Pull every line of the entries that has the word "中高端酒店高速增长".

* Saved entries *
..........
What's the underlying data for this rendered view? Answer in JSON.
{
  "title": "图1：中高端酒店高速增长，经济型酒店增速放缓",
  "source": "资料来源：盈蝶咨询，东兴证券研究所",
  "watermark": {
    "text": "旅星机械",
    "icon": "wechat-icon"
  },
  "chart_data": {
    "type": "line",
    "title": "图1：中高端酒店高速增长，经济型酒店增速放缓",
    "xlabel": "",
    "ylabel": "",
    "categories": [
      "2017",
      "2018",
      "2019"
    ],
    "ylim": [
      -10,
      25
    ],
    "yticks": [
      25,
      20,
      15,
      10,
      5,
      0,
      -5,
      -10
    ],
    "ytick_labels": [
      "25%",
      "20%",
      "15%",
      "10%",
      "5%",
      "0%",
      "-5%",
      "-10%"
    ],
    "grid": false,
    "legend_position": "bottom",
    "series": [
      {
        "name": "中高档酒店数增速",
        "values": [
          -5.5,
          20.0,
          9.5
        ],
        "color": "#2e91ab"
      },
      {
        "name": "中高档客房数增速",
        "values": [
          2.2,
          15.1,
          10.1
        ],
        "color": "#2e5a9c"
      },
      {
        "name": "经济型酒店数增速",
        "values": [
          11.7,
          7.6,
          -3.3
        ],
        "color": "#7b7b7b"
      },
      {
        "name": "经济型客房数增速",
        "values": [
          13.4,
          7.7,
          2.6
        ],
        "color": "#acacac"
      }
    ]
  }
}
..........
* Solution for this exercise *
  "title": "图1：中高端酒店高速增长，经济型酒店增速放缓",
    "title": "图1：中高端酒店高速增长，经济型酒店增速放缓",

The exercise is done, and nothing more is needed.